PROMPT – The listing beneath should be written out in full, exactly as shown.

Data entries –
◇ ◇ ◇
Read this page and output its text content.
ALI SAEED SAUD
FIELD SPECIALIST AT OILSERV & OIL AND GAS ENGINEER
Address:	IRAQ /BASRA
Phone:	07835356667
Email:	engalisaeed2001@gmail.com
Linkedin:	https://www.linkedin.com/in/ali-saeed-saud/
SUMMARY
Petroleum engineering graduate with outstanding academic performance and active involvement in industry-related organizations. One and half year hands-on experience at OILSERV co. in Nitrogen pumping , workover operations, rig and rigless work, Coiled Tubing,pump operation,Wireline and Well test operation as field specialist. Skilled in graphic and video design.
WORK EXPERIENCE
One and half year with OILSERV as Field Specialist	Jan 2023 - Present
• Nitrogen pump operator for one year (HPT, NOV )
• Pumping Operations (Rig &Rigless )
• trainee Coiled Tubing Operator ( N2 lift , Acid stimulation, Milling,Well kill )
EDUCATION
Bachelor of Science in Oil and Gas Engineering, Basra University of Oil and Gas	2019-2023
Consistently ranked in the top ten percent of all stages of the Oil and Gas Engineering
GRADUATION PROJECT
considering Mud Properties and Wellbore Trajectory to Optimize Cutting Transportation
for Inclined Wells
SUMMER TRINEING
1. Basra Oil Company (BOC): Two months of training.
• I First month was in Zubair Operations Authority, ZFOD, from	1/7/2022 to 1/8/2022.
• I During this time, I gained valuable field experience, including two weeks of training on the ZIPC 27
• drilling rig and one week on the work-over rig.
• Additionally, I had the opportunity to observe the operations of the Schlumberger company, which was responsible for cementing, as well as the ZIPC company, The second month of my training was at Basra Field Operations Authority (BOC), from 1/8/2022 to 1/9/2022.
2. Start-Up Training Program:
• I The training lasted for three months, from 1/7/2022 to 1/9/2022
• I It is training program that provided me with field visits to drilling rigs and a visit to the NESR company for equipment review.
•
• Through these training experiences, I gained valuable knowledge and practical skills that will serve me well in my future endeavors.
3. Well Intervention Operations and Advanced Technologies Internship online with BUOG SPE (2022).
◇ ◇ ◇
SOLUTION –
Read this page and output its text content.
ALI SAEED SAUD
FIELD SPECIALIST AT OILSERV & OIL AND GAS ENGINEER
Address:	IRAQ /BASRA
Phone:	07835356667
Email:	engalisaeed2001@gmail.com
Linkedin:	https://www.linkedin.com/in/ali-saeed-saud/
SUMMARY
Petroleum engineering graduate with outstanding academic performance and active involvement in industry-related organizations. One and half year hands-on experience at OILSERV co. in Nitrogen pumping , workover operations, rig and rigless work, Coiled Tubing,pump operation,Wireline and Well test operation as field specialist. Skilled in graphic and video design.
WORK EXPERIENCE
One and half year with OILSERV as Field Specialist	Jan 2023 - Present
• Nitrogen pump operator for one year (HPT, NOV )
• Pumping Operations (Rig &Rigless )
• trainee Coiled Tubing Operator ( N2 lift , Acid stimulation, Milling,Well kill )
EDUCATION
Bachelor of Science in Oil and Gas Engineering, Basra University of Oil and Gas	2019-2023
Consistently ranked in the top ten percent of all stages of the Oil and Gas Engineering
GRADUATION PROJECT
considering Mud Properties and Wellbore Trajectory to Optimize Cutting Transportation
for Inclined Wells
SUMMER TRINEING
1. Basra Oil Company (BOC): Two months of training.
• I First month was in Zubair Operations Authority, ZFOD, from	1/7/2022 to 1/8/2022.
• I During this time, I gained valuable field experience, including two weeks of training on the ZIPC 27
• drilling rig and one week on the work-over rig.
• Additionally, I had the opportunity to observe the operations of the Schlumberger company, which was responsible for cementing, as well as the ZIPC company, The second month of my training was at Basra Field Operations Authority (BOC), from 1/8/2022 to 1/9/2022.
2. Start-Up Training Program:
• I The training lasted for three months, from 1/7/2022 to 1/9/2022
• I It is training program that provided me with field visits to drilling rigs and a visit to the NESR company for equipment review.
•
• Through these training experiences, I gained valuable knowledge and practical skills that will serve me well in my future endeavors.
3. Well Intervention Operations and Advanced Technologies Internship online with BUOG SPE (2022).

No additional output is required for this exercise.